Instructions for the task
Determine the number of lines in the listing below where the string "median" occurs; answer with the number alone.

Dataset rows about figures
------------------------------------
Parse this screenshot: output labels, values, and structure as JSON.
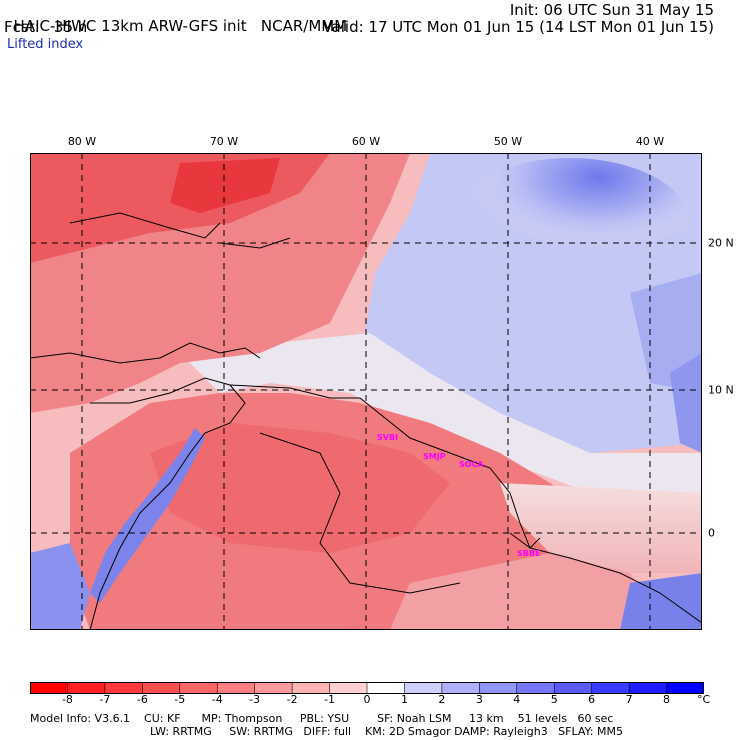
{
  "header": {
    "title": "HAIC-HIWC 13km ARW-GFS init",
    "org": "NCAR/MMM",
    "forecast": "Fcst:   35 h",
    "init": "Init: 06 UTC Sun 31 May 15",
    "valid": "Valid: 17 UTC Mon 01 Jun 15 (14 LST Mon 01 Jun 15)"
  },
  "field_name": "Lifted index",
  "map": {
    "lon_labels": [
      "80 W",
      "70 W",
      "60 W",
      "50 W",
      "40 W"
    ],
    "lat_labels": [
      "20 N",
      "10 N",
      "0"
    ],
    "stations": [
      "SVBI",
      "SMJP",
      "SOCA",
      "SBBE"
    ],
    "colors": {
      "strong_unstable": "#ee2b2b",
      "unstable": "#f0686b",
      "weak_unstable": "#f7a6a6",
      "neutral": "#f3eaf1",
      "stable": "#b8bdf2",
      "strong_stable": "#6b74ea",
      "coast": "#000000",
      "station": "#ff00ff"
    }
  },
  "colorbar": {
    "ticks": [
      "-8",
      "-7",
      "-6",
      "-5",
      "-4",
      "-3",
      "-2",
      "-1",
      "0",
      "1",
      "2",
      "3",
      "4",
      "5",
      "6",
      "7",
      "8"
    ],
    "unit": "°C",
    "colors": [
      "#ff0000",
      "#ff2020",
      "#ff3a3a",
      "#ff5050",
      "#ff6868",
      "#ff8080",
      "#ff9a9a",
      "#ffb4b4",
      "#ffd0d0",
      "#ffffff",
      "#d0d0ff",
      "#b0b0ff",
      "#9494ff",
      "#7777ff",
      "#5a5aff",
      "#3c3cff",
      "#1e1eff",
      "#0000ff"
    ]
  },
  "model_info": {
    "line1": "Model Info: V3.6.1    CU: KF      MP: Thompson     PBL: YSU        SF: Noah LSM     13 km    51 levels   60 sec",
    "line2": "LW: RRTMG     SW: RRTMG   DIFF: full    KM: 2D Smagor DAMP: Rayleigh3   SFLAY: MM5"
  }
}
------------------------------------
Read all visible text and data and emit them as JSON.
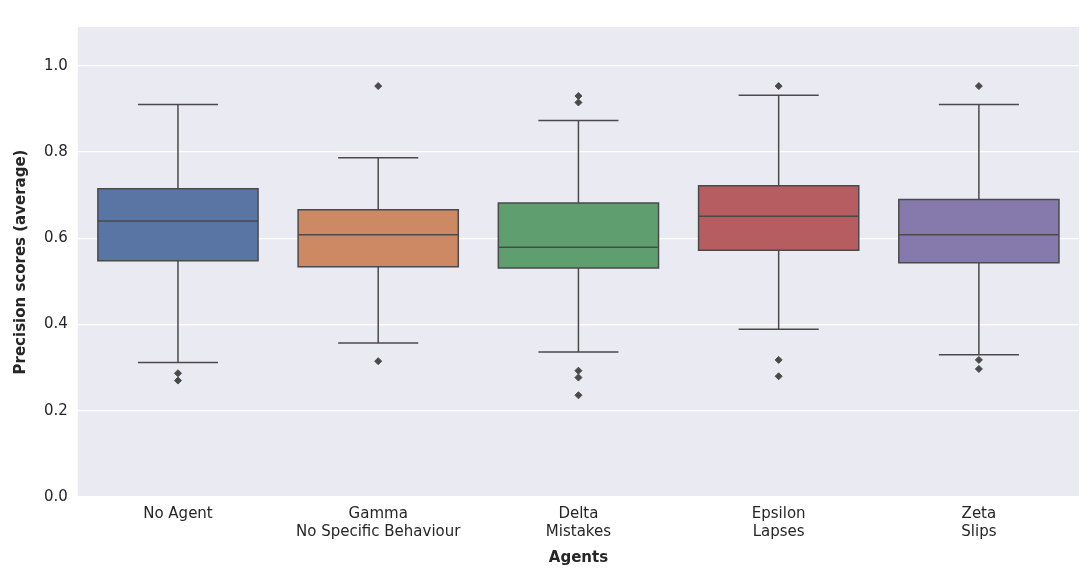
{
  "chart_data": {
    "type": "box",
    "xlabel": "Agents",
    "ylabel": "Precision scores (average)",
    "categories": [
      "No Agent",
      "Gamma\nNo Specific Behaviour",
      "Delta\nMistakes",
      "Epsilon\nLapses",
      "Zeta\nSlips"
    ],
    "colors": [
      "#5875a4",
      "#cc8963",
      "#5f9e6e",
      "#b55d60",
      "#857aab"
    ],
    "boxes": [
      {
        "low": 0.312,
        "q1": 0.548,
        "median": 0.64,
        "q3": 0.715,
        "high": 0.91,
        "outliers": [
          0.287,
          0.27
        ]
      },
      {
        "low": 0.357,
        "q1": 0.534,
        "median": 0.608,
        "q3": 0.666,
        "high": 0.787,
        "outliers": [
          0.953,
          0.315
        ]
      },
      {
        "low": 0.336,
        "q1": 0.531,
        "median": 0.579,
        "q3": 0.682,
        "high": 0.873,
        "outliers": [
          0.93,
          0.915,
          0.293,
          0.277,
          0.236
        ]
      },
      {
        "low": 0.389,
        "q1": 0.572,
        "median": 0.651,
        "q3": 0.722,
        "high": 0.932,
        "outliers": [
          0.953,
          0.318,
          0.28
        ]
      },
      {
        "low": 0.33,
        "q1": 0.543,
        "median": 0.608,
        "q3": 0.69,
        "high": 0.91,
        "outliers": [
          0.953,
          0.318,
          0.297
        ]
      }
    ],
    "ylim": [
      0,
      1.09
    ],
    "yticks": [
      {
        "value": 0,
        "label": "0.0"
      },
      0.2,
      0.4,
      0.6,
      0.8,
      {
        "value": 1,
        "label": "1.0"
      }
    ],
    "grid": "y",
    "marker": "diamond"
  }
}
------------------------------------
Answer in full
5